Records:
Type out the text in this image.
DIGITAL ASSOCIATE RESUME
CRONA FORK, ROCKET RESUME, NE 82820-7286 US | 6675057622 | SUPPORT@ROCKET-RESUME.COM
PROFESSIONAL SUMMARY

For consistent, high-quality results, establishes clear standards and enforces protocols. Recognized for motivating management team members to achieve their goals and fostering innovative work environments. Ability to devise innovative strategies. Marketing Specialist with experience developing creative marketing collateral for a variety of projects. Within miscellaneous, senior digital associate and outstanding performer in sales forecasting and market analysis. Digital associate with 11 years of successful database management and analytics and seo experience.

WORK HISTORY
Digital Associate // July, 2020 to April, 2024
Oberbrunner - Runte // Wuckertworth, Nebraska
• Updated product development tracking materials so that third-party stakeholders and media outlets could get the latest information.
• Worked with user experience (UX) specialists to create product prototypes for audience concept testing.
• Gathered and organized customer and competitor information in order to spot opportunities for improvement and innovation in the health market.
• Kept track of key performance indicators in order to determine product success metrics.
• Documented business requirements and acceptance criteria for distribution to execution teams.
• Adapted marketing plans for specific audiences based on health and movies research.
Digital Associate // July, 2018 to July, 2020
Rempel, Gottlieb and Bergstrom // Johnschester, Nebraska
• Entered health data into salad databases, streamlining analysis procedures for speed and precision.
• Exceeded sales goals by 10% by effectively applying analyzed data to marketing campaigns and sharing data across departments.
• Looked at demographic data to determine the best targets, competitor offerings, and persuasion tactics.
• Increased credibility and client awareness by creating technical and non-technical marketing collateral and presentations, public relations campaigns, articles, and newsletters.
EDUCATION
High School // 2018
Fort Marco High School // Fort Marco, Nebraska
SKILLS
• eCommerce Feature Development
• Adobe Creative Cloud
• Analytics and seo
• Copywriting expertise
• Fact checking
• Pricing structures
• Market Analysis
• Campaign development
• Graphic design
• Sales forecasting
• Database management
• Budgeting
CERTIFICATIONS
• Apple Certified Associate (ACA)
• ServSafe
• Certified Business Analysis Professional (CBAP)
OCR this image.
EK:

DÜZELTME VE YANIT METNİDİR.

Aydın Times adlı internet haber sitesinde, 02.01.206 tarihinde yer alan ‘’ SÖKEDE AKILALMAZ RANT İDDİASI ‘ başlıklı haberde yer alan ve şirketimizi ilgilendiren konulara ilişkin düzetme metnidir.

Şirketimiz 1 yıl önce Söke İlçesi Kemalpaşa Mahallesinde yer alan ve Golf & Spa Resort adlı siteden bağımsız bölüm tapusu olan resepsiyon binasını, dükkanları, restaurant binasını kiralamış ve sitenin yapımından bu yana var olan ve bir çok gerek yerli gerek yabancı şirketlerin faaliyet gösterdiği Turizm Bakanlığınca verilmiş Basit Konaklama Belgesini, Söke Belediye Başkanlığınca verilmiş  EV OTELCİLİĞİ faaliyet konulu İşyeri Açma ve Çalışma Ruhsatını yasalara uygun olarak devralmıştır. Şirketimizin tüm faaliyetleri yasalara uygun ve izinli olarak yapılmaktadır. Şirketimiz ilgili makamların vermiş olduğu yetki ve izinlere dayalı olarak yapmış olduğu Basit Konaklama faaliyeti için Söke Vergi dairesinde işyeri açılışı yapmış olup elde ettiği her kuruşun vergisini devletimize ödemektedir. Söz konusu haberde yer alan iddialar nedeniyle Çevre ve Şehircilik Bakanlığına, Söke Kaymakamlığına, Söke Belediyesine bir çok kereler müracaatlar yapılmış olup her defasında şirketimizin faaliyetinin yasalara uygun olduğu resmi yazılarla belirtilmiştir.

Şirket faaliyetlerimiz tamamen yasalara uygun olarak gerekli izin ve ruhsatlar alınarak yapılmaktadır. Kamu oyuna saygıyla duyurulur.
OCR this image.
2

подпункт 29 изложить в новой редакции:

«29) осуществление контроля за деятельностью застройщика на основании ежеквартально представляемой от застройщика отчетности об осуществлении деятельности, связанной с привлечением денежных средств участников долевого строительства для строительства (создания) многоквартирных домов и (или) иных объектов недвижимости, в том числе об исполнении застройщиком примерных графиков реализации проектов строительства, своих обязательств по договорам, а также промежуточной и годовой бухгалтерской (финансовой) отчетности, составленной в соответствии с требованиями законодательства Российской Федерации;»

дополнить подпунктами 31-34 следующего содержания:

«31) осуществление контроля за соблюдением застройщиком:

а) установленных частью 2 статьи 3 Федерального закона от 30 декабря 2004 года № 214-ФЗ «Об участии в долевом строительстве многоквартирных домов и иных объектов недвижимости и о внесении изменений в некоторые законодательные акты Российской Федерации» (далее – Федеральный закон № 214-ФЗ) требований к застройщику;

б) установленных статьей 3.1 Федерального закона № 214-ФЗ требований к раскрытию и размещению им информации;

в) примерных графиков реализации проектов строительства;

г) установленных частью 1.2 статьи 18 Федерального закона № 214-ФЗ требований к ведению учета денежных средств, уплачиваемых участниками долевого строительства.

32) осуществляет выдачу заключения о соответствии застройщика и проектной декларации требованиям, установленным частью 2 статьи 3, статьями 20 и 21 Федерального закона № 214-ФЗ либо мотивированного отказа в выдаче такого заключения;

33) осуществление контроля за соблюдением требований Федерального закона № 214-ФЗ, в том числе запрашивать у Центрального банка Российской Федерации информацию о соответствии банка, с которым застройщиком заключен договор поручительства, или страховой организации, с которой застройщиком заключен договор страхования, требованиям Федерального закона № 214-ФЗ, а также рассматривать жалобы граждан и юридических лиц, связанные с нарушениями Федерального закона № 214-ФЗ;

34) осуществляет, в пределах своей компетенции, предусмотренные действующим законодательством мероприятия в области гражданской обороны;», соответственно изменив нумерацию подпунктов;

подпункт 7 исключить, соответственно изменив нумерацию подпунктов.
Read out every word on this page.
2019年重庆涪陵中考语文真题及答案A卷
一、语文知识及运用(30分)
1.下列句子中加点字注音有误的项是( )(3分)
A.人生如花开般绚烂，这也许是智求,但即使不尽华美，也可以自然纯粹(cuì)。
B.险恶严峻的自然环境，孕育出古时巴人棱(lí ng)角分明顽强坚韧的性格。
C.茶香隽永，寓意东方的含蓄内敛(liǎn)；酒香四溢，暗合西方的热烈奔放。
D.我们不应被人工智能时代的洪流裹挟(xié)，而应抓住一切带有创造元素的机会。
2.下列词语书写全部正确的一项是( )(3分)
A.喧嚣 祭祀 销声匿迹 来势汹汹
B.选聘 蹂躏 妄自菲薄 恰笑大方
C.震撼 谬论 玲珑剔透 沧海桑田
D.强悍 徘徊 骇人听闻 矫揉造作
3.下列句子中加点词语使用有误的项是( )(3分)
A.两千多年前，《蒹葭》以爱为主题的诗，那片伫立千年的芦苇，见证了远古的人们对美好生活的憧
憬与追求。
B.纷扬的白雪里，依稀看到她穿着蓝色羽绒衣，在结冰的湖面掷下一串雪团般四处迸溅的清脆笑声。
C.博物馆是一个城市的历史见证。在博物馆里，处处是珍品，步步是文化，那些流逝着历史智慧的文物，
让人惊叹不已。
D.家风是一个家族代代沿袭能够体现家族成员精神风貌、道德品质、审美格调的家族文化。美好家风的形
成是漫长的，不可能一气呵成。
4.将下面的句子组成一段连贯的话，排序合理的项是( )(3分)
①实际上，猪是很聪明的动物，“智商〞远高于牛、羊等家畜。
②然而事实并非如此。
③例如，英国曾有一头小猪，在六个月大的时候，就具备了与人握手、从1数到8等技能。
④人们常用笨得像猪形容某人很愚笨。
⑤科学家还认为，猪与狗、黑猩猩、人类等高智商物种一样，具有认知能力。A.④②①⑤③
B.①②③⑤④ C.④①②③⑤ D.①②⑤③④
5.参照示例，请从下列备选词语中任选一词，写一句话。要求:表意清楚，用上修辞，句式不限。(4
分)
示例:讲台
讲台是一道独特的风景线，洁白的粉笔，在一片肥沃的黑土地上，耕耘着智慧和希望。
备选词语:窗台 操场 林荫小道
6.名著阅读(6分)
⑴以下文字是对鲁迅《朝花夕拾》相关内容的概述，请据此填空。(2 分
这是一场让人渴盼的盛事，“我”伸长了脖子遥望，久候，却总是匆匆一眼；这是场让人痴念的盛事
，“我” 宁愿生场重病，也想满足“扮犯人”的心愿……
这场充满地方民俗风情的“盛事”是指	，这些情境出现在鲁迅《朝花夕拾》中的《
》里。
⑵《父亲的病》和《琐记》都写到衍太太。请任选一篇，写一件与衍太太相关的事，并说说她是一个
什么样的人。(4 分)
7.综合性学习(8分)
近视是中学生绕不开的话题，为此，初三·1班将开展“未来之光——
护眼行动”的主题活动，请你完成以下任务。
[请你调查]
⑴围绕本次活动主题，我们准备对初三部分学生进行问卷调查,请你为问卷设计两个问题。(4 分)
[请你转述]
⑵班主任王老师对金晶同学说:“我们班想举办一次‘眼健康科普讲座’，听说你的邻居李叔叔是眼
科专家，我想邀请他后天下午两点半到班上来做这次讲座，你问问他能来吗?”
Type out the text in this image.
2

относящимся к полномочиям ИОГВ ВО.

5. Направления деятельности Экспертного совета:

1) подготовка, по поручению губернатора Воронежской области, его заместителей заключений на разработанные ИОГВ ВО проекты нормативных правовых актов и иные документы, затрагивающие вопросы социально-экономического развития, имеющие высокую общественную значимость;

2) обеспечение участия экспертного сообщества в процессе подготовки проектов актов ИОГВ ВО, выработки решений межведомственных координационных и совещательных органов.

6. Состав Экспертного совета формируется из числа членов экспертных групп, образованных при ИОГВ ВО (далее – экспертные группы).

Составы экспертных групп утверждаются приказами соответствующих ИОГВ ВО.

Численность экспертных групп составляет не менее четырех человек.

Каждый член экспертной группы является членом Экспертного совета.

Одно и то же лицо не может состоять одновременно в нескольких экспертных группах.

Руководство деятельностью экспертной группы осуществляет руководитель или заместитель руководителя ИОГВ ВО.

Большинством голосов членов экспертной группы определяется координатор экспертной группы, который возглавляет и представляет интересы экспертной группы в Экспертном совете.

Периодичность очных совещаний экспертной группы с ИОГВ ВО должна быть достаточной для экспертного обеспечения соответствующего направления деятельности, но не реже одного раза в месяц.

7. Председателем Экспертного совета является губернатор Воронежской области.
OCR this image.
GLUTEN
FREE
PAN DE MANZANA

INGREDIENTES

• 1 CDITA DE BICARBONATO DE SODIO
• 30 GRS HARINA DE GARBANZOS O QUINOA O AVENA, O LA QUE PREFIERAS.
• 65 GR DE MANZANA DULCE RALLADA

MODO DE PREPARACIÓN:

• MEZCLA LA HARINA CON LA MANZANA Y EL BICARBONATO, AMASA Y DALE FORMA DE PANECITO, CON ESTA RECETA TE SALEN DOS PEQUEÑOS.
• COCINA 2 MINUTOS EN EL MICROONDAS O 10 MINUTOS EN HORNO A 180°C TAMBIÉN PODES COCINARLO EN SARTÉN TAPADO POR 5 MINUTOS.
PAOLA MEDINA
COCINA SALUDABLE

Required task:
Take every line above carrying "установленных" and return it.

Task solution:
а) установленных частью 2 статьи 3 Федерального закона от 30 декабря 2004 года № 214-ФЗ «Об участии в долевом строительстве многоквартирных домов и иных объектов недвижимости и о внесении изменений в некоторые законодательные акты Российской Федерации» (далее – Федеральный закон № 214-ФЗ) требований к застройщику;
б) установленных статьей 3.1 Федерального закона № 214-ФЗ требований к раскрытию и размещению им информации;
г) установленных частью 1.2 статьи 18 Федерального закона № 214-ФЗ требований к ведению учета денежных средств, уплачиваемых участниками долевого строительства.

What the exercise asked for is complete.